* THE EXERCISE
Return the rows from the start of the records through the line containing "x-tick-label: 2011 — [687, 770, 730, 792]", with both ends included, reproducing each line exactly.
Start of PROVIDED ENTRIES
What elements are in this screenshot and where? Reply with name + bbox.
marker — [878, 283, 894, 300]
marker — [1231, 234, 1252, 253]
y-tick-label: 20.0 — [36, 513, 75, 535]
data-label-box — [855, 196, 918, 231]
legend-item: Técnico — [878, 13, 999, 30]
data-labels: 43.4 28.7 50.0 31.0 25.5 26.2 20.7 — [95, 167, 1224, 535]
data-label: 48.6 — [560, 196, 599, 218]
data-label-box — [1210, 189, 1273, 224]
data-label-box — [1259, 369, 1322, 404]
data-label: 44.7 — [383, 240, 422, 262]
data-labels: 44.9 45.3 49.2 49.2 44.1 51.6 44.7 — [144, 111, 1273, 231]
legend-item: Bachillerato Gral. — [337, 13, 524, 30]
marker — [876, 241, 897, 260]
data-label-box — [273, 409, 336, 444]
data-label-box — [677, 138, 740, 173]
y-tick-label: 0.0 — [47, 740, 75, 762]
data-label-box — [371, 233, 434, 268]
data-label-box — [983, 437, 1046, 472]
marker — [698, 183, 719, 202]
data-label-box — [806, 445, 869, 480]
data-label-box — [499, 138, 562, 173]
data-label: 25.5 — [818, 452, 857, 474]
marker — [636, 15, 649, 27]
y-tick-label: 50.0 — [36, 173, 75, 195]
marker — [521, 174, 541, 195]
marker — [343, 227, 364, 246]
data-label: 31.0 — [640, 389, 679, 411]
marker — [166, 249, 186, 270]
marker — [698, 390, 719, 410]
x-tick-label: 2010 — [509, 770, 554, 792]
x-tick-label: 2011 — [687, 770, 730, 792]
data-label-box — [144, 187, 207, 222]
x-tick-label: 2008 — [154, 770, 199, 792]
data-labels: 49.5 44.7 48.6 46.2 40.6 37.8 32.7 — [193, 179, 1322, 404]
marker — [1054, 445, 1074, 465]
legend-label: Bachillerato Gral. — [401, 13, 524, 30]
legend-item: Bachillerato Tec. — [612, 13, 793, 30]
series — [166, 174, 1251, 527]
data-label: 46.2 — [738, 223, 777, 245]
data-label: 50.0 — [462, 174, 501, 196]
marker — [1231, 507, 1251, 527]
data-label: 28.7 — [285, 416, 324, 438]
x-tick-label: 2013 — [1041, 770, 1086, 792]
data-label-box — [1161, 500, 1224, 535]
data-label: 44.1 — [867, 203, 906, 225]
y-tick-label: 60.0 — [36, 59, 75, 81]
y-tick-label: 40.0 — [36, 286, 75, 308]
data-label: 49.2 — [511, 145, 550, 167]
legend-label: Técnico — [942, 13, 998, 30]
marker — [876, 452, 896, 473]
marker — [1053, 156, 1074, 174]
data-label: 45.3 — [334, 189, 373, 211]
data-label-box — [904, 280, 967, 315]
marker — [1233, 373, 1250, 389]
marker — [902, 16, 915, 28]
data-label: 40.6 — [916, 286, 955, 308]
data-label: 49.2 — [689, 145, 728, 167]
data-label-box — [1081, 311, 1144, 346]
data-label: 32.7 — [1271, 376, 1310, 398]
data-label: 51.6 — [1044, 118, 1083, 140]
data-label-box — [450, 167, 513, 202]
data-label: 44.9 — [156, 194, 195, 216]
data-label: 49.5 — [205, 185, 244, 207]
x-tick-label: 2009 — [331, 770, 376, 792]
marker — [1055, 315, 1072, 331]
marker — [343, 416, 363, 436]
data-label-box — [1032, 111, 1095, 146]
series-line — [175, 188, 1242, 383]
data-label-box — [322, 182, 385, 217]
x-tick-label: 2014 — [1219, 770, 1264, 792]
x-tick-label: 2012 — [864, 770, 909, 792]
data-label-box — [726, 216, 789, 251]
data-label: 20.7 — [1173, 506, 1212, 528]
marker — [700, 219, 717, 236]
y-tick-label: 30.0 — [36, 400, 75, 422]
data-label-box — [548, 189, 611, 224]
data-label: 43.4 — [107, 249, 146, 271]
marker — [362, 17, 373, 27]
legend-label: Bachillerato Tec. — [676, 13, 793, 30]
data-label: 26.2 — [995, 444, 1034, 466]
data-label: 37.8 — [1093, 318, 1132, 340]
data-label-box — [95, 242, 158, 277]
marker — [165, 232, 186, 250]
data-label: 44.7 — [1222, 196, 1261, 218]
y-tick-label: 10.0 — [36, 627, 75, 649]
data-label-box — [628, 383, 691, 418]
End of PROVIDED ENTRIES
* WRITTEN SOLUTION
What elements are in this screenshot and where? Reply with name + bbox.
marker — [878, 283, 894, 300]
marker — [1231, 234, 1252, 253]
y-tick-label: 20.0 — [36, 513, 75, 535]
data-label-box — [855, 196, 918, 231]
legend-item: Técnico — [878, 13, 999, 30]
data-labels: 43.4 28.7 50.0 31.0 25.5 26.2 20.7 — [95, 167, 1224, 535]
data-label: 48.6 — [560, 196, 599, 218]
data-label-box — [1210, 189, 1273, 224]
data-label-box — [1259, 369, 1322, 404]
data-label: 44.7 — [383, 240, 422, 262]
data-labels: 44.9 45.3 49.2 49.2 44.1 51.6 44.7 — [144, 111, 1273, 231]
legend-item: Bachillerato Gral. — [337, 13, 524, 30]
marker — [876, 241, 897, 260]
data-label-box — [273, 409, 336, 444]
data-label-box — [677, 138, 740, 173]
y-tick-label: 0.0 — [47, 740, 75, 762]
data-label-box — [371, 233, 434, 268]
data-label-box — [983, 437, 1046, 472]
marker — [698, 183, 719, 202]
data-label-box — [806, 445, 869, 480]
data-label-box — [499, 138, 562, 173]
data-label: 25.5 — [818, 452, 857, 474]
marker — [636, 15, 649, 27]
y-tick-label: 50.0 — [36, 173, 75, 195]
marker — [521, 174, 541, 195]
marker — [343, 227, 364, 246]
data-label: 31.0 — [640, 389, 679, 411]
marker — [166, 249, 186, 270]
marker — [698, 390, 719, 410]
x-tick-label: 2010 — [509, 770, 554, 792]
x-tick-label: 2011 — [687, 770, 730, 792]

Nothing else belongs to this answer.